▶ Exercise tasks
- A) In the motor oil text, what price does the author give for Shell Rotella-T Synthetic at Wal-Mart?
- B) Name every synthetic oil that the motor oil text says stands out from the rest.
- C) Rewrite everything in the motor oil text from "Your engine will not explode if you use" down to "to 10w-15 oil.", putting "sports car" in place of "Corvette".

▶ Document extract
=-=-=-=-=
Your engine will not explode if you use Spiffo-Magic Superlube for 4,000 miles. Your engine will not explode if you never use synthetic oils. However, any of these choices puts additional strain on your engine. You buy $65 tires for your car that last 45,000 miles, and $100 tires for your bike that last 8,000 miles. Why on earth would you try to save $5 on each oil change to buy an oil that can't hold up in a motorcycle engine? My DL650 runs its oil through the transmission, I run off-road (extreme environment due to silicon blow-by at the piston rings), I'm pretty much always revving my engine at 5500 rpm or more (red line on the Corvette, the one that comes with Mobil-1 as factory fill). I stress my little engine enough without making it use dinner candles as lubricants. Nor do I wish to make the bearings run in 10w-40 oil that's broken down to 10w-15 oil.
Some people should, in my opinion, clearly use a synthetic oil. You should be using a synthetic if:
If it's below -55c, -65f, stay home. Really.
Three synthetics stand out from the rest: Mobil Delvac 1, Mobil-1 SUV and Shell Rotella T Synthetic. These are C certified industrial oils meant to be purchased in 55 gallon drums and used by companies which run a lot of diesel engines. The Commercial oils, as discussed above, have more expensive additive packages which are meant to prolong engine life and oil life, as opposed to being cheap to buy at Pep Boys and helping the car companies meet their CAFE requirements. These oils meet all the automobile requirements through SJ, and also have extra additives to help pick up gunk in the engine, to keep the oil from becoming acidic, and to maintain the oil's viscosity over a long time. In fact, the manufacturers talk about their oil's viscosity resistance to shear forces - exactly what a motorcycle needs. Shell Rotella-T Synthetic is available at Wal-Mart for $13 / gallon, so I consider this the motor oil of choice. Delvac-1 is very hard to get in the west - there are only two places in all of California where you can buy it. Mobil-1 SUV is readily available everywhere for about $4.50 / quart. When used with the correct filters, these oils are certified for 50,000 mile oil change intervals, and are frequently used for 100,000 to 150,000 miles in diesel long-haul trucks. Now, before you get all excited about the possibilities, you must also keep in mind that the diesel engines don't run their oil through their transmission, and the large diesels all have two oil filters, one a normal paper filter, and the other a 1 or 2 micron filter that catches pretty much everything. We don't have these secondary ultra-fine oil filters on our bikes. Also, the large diesel engines hold eleven gallons of oil - a oil and filter change costs these guys $350 if they use synthetics, $150 if they don't.
=-=-=-=-=
[Coordinate annotation records]
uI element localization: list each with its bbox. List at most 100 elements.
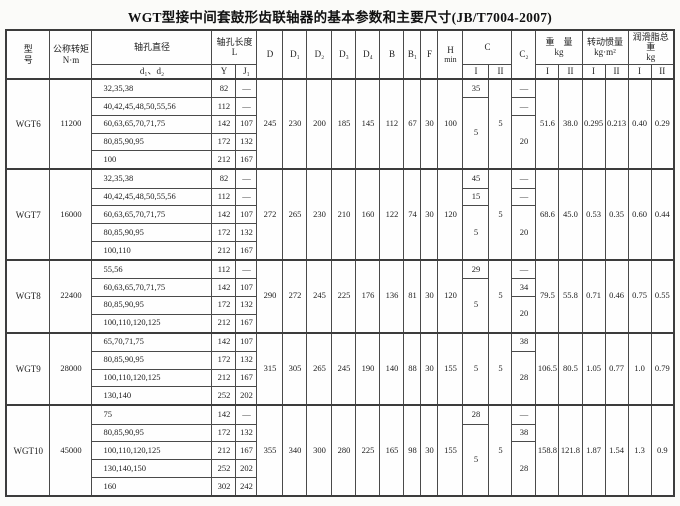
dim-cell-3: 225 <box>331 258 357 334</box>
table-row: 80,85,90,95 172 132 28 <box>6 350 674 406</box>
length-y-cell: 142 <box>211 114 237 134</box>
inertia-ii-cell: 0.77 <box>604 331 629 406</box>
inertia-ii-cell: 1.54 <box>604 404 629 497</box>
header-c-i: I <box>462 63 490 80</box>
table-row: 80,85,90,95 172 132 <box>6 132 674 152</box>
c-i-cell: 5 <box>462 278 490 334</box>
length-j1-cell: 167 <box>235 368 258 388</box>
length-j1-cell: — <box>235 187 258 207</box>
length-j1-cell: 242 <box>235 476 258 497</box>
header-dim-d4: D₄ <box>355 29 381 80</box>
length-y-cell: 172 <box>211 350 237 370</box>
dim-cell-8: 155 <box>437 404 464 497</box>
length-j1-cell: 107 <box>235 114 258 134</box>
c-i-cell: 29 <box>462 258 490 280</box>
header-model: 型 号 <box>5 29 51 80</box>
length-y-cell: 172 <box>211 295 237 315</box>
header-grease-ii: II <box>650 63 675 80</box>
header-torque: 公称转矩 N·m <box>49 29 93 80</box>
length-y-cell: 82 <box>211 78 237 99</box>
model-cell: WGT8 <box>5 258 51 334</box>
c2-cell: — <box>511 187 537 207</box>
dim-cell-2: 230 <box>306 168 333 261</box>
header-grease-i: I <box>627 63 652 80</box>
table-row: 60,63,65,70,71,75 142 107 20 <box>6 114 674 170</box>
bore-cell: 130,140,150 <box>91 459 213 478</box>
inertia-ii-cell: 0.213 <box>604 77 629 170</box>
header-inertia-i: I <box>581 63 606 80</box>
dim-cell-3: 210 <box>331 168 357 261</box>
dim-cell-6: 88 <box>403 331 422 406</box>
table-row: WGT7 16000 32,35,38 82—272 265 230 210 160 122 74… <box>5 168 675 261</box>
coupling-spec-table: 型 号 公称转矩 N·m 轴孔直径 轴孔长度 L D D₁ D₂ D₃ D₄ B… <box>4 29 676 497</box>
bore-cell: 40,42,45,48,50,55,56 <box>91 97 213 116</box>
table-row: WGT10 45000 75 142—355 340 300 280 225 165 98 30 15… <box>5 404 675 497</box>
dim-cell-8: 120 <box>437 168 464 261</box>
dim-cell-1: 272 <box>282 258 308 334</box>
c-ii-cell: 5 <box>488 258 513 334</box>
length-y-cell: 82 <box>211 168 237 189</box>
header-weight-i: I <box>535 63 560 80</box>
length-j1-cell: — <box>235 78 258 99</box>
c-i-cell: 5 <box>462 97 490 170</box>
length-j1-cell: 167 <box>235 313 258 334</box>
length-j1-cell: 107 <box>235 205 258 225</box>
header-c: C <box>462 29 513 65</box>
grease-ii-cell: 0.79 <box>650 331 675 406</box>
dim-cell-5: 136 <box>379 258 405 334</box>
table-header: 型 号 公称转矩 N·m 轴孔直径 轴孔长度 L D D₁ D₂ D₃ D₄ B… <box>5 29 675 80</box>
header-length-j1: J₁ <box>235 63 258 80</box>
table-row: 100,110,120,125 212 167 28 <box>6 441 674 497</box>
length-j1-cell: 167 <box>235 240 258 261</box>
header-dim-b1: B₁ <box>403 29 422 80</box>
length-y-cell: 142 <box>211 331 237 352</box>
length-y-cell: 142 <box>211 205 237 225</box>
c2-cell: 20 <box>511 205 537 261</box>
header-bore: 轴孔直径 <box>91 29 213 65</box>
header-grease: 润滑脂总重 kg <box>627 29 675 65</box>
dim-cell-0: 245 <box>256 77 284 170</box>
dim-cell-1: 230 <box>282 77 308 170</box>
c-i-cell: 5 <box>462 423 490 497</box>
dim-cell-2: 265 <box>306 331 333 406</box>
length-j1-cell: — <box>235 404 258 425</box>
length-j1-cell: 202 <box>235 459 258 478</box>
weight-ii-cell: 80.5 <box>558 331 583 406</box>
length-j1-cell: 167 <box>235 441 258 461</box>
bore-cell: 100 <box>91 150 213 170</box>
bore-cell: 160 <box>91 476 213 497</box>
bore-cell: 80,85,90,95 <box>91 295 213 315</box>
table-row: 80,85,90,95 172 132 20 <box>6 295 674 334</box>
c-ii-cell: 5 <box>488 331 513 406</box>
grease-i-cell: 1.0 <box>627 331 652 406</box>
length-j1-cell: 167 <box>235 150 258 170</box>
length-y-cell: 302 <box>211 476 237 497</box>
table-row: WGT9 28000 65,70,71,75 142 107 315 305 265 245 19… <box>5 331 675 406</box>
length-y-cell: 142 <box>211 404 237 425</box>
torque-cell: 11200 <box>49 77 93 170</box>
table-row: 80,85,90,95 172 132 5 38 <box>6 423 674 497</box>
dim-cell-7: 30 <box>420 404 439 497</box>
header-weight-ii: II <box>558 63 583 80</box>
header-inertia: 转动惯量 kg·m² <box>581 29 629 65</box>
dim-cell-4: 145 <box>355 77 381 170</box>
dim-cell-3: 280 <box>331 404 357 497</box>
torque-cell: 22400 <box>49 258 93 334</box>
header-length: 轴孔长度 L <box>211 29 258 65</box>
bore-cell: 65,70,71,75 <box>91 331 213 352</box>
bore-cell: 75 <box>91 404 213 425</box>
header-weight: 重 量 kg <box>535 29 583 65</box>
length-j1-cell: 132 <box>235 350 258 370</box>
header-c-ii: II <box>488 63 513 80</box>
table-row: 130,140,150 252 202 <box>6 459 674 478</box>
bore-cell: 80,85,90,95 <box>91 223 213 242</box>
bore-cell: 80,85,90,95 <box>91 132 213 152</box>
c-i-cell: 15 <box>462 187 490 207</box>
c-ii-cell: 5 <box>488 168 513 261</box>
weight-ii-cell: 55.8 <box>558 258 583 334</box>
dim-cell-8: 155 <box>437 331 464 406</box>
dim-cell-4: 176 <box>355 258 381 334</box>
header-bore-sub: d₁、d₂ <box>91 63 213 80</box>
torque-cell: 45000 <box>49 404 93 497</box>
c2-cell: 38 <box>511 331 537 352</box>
=-=-=-=-=
▶ Final results
- A) $13 per gallon.

- B) Mobil Delvac 1, Mobil-1 SUV, and Shell Rotella T Synthetic.

- C)
Your engine will not explode if you use Spiffo-Magic Superlube for 4,000 miles. Your engine will not explode if you never use synthetic oils. However, any of these choices puts additional strain on your engine. You buy $65 tires for your car that last 45,000 miles, and $100 tires for your bike that last 8,000 miles. Why on earth would you try to save $5 on each oil change to buy an oil that can't hold up in a motorcycle engine? My DL650 runs its oil through the transmission, I run off-road (extreme environment due to silicon blow-by at the piston rings), I'm pretty much always revving my engine at 5500 rpm or more (red line on the sports car, the one that comes with Mobil-1 as factory fill). I stress my little engine enough without making it use dinner candles as lubricants. Nor do I wish to make the bearings run in 10w-40 oil that's broken down to 10w-15 oil.